_Stated problem_
Copy out every line exactly as given.
---------- Data for this exercise ----------
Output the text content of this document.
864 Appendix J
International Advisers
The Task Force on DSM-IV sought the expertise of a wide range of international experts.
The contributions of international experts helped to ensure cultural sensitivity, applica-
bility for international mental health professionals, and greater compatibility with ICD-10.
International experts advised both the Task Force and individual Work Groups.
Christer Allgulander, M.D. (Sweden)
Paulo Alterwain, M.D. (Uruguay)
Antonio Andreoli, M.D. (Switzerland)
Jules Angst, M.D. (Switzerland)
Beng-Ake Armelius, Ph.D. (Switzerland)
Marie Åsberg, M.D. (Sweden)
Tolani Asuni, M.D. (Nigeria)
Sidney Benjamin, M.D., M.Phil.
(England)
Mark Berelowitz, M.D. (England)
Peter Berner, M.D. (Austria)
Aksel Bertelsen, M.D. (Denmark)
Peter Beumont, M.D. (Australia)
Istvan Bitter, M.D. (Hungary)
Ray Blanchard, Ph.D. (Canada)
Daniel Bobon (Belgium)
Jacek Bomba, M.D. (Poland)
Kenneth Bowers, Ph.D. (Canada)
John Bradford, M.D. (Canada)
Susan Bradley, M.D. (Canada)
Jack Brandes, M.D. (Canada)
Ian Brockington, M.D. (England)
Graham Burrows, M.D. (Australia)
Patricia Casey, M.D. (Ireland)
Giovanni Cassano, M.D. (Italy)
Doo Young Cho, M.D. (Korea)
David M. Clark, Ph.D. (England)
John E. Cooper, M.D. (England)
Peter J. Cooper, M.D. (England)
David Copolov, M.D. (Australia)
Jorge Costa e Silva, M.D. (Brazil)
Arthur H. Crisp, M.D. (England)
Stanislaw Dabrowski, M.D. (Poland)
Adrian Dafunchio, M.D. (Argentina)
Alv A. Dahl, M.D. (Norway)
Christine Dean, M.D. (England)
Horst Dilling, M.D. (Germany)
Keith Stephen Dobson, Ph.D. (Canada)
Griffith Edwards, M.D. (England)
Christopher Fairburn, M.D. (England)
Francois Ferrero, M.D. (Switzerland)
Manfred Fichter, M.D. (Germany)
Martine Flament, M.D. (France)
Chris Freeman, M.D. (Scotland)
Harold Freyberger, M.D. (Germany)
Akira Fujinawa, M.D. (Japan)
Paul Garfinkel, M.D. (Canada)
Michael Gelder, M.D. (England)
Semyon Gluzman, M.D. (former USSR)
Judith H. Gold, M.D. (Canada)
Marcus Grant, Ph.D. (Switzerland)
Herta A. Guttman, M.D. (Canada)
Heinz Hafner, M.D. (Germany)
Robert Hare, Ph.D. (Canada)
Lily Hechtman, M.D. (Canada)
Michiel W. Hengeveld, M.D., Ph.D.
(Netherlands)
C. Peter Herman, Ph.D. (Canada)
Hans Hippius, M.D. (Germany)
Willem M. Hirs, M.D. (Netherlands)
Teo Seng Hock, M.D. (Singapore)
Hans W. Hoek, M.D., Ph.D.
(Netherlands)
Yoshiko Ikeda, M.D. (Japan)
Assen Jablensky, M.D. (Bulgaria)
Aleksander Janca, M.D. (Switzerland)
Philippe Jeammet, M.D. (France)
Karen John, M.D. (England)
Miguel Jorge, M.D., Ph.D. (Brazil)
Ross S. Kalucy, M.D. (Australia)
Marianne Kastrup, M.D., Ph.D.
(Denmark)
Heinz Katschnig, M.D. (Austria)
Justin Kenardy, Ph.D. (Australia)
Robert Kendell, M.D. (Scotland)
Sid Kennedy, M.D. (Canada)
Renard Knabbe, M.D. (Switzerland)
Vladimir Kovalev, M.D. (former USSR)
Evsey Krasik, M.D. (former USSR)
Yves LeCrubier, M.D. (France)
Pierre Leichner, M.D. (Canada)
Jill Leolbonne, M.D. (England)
----------
_Correct answer_
Output the text content of this document.
864 Appendix J
International Advisers
The Task Force on DSM-IV sought the expertise of a wide range of international experts.
The contributions of international experts helped to ensure cultural sensitivity, applica-
bility for international mental health professionals, and greater compatibility with ICD-10.
International experts advised both the Task Force and individual Work Groups.
Christer Allgulander, M.D. (Sweden)
Paulo Alterwain, M.D. (Uruguay)
Antonio Andreoli, M.D. (Switzerland)
Jules Angst, M.D. (Switzerland)
Beng-Ake Armelius, Ph.D. (Switzerland)
Marie Åsberg, M.D. (Sweden)
Tolani Asuni, M.D. (Nigeria)
Sidney Benjamin, M.D., M.Phil.
(England)
Mark Berelowitz, M.D. (England)
Peter Berner, M.D. (Austria)
Aksel Bertelsen, M.D. (Denmark)
Peter Beumont, M.D. (Australia)
Istvan Bitter, M.D. (Hungary)
Ray Blanchard, Ph.D. (Canada)
Daniel Bobon (Belgium)
Jacek Bomba, M.D. (Poland)
Kenneth Bowers, Ph.D. (Canada)
John Bradford, M.D. (Canada)
Susan Bradley, M.D. (Canada)
Jack Brandes, M.D. (Canada)
Ian Brockington, M.D. (England)
Graham Burrows, M.D. (Australia)
Patricia Casey, M.D. (Ireland)
Giovanni Cassano, M.D. (Italy)
Doo Young Cho, M.D. (Korea)
David M. Clark, Ph.D. (England)
John E. Cooper, M.D. (England)
Peter J. Cooper, M.D. (England)
David Copolov, M.D. (Australia)
Jorge Costa e Silva, M.D. (Brazil)
Arthur H. Crisp, M.D. (England)
Stanislaw Dabrowski, M.D. (Poland)
Adrian Dafunchio, M.D. (Argentina)
Alv A. Dahl, M.D. (Norway)
Christine Dean, M.D. (England)
Horst Dilling, M.D. (Germany)
Keith Stephen Dobson, Ph.D. (Canada)
Griffith Edwards, M.D. (England)
Christopher Fairburn, M.D. (England)
Francois Ferrero, M.D. (Switzerland)
Manfred Fichter, M.D. (Germany)
Martine Flament, M.D. (France)
Chris Freeman, M.D. (Scotland)
Harold Freyberger, M.D. (Germany)
Akira Fujinawa, M.D. (Japan)
Paul Garfinkel, M.D. (Canada)
Michael Gelder, M.D. (England)
Semyon Gluzman, M.D. (former USSR)
Judith H. Gold, M.D. (Canada)
Marcus Grant, Ph.D. (Switzerland)
Herta A. Guttman, M.D. (Canada)
Heinz Hafner, M.D. (Germany)
Robert Hare, Ph.D. (Canada)
Lily Hechtman, M.D. (Canada)
Michiel W. Hengeveld, M.D., Ph.D.
(Netherlands)
C. Peter Herman, Ph.D. (Canada)
Hans Hippius, M.D. (Germany)
Willem M. Hirs, M.D. (Netherlands)
Teo Seng Hock, M.D. (Singapore)
Hans W. Hoek, M.D., Ph.D.
(Netherlands)
Yoshiko Ikeda, M.D. (Japan)
Assen Jablensky, M.D. (Bulgaria)
Aleksander Janca, M.D. (Switzerland)
Philippe Jeammet, M.D. (France)
Karen John, M.D. (England)
Miguel Jorge, M.D., Ph.D. (Brazil)
Ross S. Kalucy, M.D. (Australia)
Marianne Kastrup, M.D., Ph.D.
(Denmark)
Heinz Katschnig, M.D. (Austria)
Justin Kenardy, Ph.D. (Australia)
Robert Kendell, M.D. (Scotland)
Sid Kennedy, M.D. (Canada)
Renard Knabbe, M.D. (Switzerland)
Vladimir Kovalev, M.D. (former USSR)
Evsey Krasik, M.D. (former USSR)
Yves LeCrubier, M.D. (France)
Pierre Leichner, M.D. (Canada)
Jill Leolbonne, M.D. (England)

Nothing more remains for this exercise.